___ EXTRACTED DATA
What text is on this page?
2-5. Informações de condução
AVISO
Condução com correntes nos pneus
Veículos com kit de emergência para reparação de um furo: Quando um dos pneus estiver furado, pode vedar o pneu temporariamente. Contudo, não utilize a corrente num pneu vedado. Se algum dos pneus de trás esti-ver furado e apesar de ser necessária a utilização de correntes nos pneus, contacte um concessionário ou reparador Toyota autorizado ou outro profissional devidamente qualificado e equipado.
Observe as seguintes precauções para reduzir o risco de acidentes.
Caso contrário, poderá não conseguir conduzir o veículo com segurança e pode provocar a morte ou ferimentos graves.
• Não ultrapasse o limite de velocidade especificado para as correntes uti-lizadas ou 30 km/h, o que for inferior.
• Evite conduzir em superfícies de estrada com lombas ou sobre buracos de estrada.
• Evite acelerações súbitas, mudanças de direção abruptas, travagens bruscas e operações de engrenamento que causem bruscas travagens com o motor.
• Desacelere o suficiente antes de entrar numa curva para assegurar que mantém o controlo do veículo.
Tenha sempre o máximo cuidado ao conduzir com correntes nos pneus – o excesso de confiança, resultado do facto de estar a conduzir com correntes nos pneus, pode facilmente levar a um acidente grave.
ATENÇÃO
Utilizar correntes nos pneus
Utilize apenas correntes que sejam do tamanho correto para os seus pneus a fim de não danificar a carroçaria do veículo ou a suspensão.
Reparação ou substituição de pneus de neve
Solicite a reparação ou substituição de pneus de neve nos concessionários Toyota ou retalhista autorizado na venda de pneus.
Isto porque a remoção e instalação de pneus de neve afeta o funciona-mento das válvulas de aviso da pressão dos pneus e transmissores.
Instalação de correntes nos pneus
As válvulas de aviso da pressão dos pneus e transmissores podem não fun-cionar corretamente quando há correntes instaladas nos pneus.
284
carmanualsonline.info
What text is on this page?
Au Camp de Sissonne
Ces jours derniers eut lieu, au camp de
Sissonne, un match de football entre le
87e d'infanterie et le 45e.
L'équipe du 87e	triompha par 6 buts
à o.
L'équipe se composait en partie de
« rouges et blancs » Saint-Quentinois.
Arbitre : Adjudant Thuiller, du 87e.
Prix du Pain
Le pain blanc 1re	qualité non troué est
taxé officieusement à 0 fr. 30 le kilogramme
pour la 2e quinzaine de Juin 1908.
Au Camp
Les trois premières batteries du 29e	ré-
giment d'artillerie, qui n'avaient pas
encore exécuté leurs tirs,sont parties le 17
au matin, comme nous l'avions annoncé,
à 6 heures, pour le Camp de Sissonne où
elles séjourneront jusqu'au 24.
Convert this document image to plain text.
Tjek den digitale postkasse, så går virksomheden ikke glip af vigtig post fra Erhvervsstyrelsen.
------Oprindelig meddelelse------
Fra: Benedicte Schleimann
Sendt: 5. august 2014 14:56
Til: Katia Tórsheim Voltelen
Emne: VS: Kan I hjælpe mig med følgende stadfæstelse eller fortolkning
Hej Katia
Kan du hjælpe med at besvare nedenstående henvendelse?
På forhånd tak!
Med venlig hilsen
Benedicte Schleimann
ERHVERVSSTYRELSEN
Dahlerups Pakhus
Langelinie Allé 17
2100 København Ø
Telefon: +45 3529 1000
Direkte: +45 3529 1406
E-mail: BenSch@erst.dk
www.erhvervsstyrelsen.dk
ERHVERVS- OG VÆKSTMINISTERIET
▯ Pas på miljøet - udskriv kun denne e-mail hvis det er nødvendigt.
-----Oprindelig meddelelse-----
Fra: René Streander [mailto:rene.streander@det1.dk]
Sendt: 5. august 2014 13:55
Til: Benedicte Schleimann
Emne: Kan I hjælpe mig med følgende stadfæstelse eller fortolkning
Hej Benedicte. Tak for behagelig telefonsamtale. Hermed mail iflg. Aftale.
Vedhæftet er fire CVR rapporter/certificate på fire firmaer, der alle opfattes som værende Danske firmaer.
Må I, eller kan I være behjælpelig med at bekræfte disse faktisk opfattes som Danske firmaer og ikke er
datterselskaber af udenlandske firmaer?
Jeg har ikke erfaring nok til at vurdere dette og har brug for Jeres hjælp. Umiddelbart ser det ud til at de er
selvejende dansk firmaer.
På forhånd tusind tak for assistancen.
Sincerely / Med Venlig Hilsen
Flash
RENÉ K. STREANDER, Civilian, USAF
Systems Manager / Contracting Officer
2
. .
______
▶ _WHAT YOU HAVE TO DO_
Return the listing above in its exact form.

▶ _RESULT OF THIS EXERCISE_
What text is on this page?
2-5. Informações de condução
AVISO
Condução com correntes nos pneus
Veículos com kit de emergência para reparação de um furo: Quando um dos pneus estiver furado, pode vedar o pneu temporariamente. Contudo, não utilize a corrente num pneu vedado. Se algum dos pneus de trás esti-ver furado e apesar de ser necessária a utilização de correntes nos pneus, contacte um concessionário ou reparador Toyota autorizado ou outro profissional devidamente qualificado e equipado.
Observe as seguintes precauções para reduzir o risco de acidentes.
Caso contrário, poderá não conseguir conduzir o veículo com segurança e pode provocar a morte ou ferimentos graves.
• Não ultrapasse o limite de velocidade especificado para as correntes uti-lizadas ou 30 km/h, o que for inferior.
• Evite conduzir em superfícies de estrada com lombas ou sobre buracos de estrada.
• Evite acelerações súbitas, mudanças de direção abruptas, travagens bruscas e operações de engrenamento que causem bruscas travagens com o motor.
• Desacelere o suficiente antes de entrar numa curva para assegurar que mantém o controlo do veículo.
Tenha sempre o máximo cuidado ao conduzir com correntes nos pneus – o excesso de confiança, resultado do facto de estar a conduzir com correntes nos pneus, pode facilmente levar a um acidente grave.
ATENÇÃO
Utilizar correntes nos pneus
Utilize apenas correntes que sejam do tamanho correto para os seus pneus a fim de não danificar a carroçaria do veículo ou a suspensão.
Reparação ou substituição de pneus de neve
Solicite a reparação ou substituição de pneus de neve nos concessionários Toyota ou retalhista autorizado na venda de pneus.
Isto porque a remoção e instalação de pneus de neve afeta o funciona-mento das válvulas de aviso da pressão dos pneus e transmissores.
Instalação de correntes nos pneus
As válvulas de aviso da pressão dos pneus e transmissores podem não fun-cionar corretamente quando há correntes instaladas nos pneus.
284
carmanualsonline.info
What text is on this page?
Au Camp de Sissonne
Ces jours derniers eut lieu, au camp de
Sissonne, un match de football entre le
87e d'infanterie et le 45e.
L'équipe du 87e	triompha par 6 buts
à o.
L'équipe se composait en partie de
« rouges et blancs » Saint-Quentinois.
Arbitre : Adjudant Thuiller, du 87e.
Prix du Pain
Le pain blanc 1re	qualité non troué est
taxé officieusement à 0 fr. 30 le kilogramme
pour la 2e quinzaine de Juin 1908.
Au Camp
Les trois premières batteries du 29e	ré-
giment d'artillerie, qui n'avaient pas
encore exécuté leurs tirs,sont parties le 17
au matin, comme nous l'avions annoncé,
à 6 heures, pour le Camp de Sissonne où
elles séjourneront jusqu'au 24.
Convert this document image to plain text.
Tjek den digitale postkasse, så går virksomheden ikke glip af vigtig post fra Erhvervsstyrelsen.
------Oprindelig meddelelse------
Fra: Benedicte Schleimann
Sendt: 5. august 2014 14:56
Til: Katia Tórsheim Voltelen
Emne: VS: Kan I hjælpe mig med følgende stadfæstelse eller fortolkning
Hej Katia
Kan du hjælpe med at besvare nedenstående henvendelse?
På forhånd tak!
Med venlig hilsen
Benedicte Schleimann
ERHVERVSSTYRELSEN
Dahlerups Pakhus
Langelinie Allé 17
2100 København Ø
Telefon: +45 3529 1000
Direkte: +45 3529 1406
E-mail: BenSch@erst.dk
www.erhvervsstyrelsen.dk
ERHVERVS- OG VÆKSTMINISTERIET
▯ Pas på miljøet - udskriv kun denne e-mail hvis det er nødvendigt.
-----Oprindelig meddelelse-----
Fra: René Streander [mailto:rene.streander@det1.dk]
Sendt: 5. august 2014 13:55
Til: Benedicte Schleimann
Emne: Kan I hjælpe mig med følgende stadfæstelse eller fortolkning
Hej Benedicte. Tak for behagelig telefonsamtale. Hermed mail iflg. Aftale.
Vedhæftet er fire CVR rapporter/certificate på fire firmaer, der alle opfattes som værende Danske firmaer.
Må I, eller kan I være behjælpelig med at bekræfte disse faktisk opfattes som Danske firmaer og ikke er
datterselskaber af udenlandske firmaer?
Jeg har ikke erfaring nok til at vurdere dette og har brug for Jeres hjælp. Umiddelbart ser det ud til at de er
selvejende dansk firmaer.
På forhånd tusind tak for assistancen.
Sincerely / Med Venlig Hilsen
Flash
RENÉ K. STREANDER, Civilian, USAF
Systems Manager / Contracting Officer
2
. .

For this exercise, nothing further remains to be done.